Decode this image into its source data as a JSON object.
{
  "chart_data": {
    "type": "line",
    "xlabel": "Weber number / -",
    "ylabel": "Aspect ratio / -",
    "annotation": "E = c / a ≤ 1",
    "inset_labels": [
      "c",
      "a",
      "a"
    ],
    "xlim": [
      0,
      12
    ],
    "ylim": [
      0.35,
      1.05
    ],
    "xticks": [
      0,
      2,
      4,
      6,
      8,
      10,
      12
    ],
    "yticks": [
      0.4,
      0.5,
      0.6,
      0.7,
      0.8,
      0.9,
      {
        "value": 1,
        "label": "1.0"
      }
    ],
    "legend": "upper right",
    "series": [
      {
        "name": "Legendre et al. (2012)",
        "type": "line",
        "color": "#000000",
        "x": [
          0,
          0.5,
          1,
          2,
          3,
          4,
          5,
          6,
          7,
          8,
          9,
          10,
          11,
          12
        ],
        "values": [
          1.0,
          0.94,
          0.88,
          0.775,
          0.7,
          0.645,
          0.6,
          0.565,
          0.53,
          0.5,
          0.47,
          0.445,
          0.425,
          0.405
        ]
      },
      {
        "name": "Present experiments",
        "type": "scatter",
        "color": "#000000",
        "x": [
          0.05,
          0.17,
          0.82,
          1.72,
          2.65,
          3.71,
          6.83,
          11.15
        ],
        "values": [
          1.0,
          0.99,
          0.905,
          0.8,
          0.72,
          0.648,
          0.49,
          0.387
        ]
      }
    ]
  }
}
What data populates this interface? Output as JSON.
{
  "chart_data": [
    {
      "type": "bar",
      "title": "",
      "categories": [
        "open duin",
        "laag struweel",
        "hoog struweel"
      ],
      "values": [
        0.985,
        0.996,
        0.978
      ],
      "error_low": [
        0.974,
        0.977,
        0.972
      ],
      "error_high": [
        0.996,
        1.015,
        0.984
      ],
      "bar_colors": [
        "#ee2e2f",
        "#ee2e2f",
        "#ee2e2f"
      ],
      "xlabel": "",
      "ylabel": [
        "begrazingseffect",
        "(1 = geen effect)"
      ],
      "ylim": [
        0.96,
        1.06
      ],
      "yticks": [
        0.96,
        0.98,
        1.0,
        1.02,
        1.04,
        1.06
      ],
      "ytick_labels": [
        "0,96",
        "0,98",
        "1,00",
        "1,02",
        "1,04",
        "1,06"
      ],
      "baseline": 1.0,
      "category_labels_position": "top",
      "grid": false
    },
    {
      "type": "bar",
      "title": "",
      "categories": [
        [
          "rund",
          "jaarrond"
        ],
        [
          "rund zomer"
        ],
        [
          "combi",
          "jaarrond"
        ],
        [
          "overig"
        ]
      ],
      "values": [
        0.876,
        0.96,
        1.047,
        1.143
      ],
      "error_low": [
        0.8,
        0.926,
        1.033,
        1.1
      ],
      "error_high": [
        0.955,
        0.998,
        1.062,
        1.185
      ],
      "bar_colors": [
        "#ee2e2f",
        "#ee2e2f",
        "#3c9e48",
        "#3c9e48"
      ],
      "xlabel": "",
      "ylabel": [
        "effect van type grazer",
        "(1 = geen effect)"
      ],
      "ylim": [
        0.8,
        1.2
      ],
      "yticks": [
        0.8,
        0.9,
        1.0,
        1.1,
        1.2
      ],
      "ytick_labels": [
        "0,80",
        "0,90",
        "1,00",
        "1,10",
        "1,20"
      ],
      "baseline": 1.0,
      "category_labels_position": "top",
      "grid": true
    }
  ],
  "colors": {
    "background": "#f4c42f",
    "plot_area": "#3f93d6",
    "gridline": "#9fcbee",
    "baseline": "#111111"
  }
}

═══

# The request
Give the entries again in full, exactly as they are written.

# Solution for this exercise
Decode this image into its source data as a JSON object.
{
  "chart_data": {
    "type": "line",
    "xlabel": "Weber number / -",
    "ylabel": "Aspect ratio / -",
    "annotation": "E = c / a ≤ 1",
    "inset_labels": [
      "c",
      "a",
      "a"
    ],
    "xlim": [
      0,
      12
    ],
    "ylim": [
      0.35,
      1.05
    ],
    "xticks": [
      0,
      2,
      4,
      6,
      8,
      10,
      12
    ],
    "yticks": [
      0.4,
      0.5,
      0.6,
      0.7,
      0.8,
      0.9,
      {
        "value": 1,
        "label": "1.0"
      }
    ],
    "legend": "upper right",
    "series": [
      {
        "name": "Legendre et al. (2012)",
        "type": "line",
        "color": "#000000",
        "x": [
          0,
          0.5,
          1,
          2,
          3,
          4,
          5,
          6,
          7,
          8,
          9,
          10,
          11,
          12
        ],
        "values": [
          1.0,
          0.94,
          0.88,
          0.775,
          0.7,
          0.645,
          0.6,
          0.565,
          0.53,
          0.5,
          0.47,
          0.445,
          0.425,
          0.405
        ]
      },
      {
        "name": "Present experiments",
        "type": "scatter",
        "color": "#000000",
        "x": [
          0.05,
          0.17,
          0.82,
          1.72,
          2.65,
          3.71,
          6.83,
          11.15
        ],
        "values": [
          1.0,
          0.99,
          0.905,
          0.8,
          0.72,
          0.648,
          0.49,
          0.387
        ]
      }
    ]
  }
}
What data populates this interface? Output as JSON.
{
  "chart_data": [
    {
      "type": "bar",
      "title": "",
      "categories": [
        "open duin",
        "laag struweel",
        "hoog struweel"
      ],
      "values": [
        0.985,
        0.996,
        0.978
      ],
      "error_low": [
        0.974,
        0.977,
        0.972
      ],
      "error_high": [
        0.996,
        1.015,
        0.984
      ],
      "bar_colors": [
        "#ee2e2f",
        "#ee2e2f",
        "#ee2e2f"
      ],
      "xlabel": "",
      "ylabel": [
        "begrazingseffect",
        "(1 = geen effect)"
      ],
      "ylim": [
        0.96,
        1.06
      ],
      "yticks": [
        0.96,
        0.98,
        1.0,
        1.02,
        1.04,
        1.06
      ],
      "ytick_labels": [
        "0,96",
        "0,98",
        "1,00",
        "1,02",
        "1,04",
        "1,06"
      ],
      "baseline": 1.0,
      "category_labels_position": "top",
      "grid": false
    },
    {
      "type": "bar",
      "title": "",
      "categories": [
        [
          "rund",
          "jaarrond"
        ],
        [
          "rund zomer"
        ],
        [
          "combi",
          "jaarrond"
        ],
        [
          "overig"
        ]
      ],
      "values": [
        0.876,
        0.96,
        1.047,
        1.143
      ],
      "error_low": [
        0.8,
        0.926,
        1.033,
        1.1
      ],
      "error_high": [
        0.955,
        0.998,
        1.062,
        1.185
      ],
      "bar_colors": [
        "#ee2e2f",
        "#ee2e2f",
        "#3c9e48",
        "#3c9e48"
      ],
      "xlabel": "",
      "ylabel": [
        "effect van type grazer",
        "(1 = geen effect)"
      ],
      "ylim": [
        0.8,
        1.2
      ],
      "yticks": [
        0.8,
        0.9,
        1.0,
        1.1,
        1.2
      ],
      "ytick_labels": [
        "0,80",
        "0,90",
        "1,00",
        "1,10",
        "1,20"
      ],
      "baseline": 1.0,
      "category_labels_position": "top",
      "grid": true
    }
  ],
  "colors": {
    "background": "#f4c42f",
    "plot_area": "#3f93d6",
    "gridline": "#9fcbee",
    "baseline": "#111111"
  }
}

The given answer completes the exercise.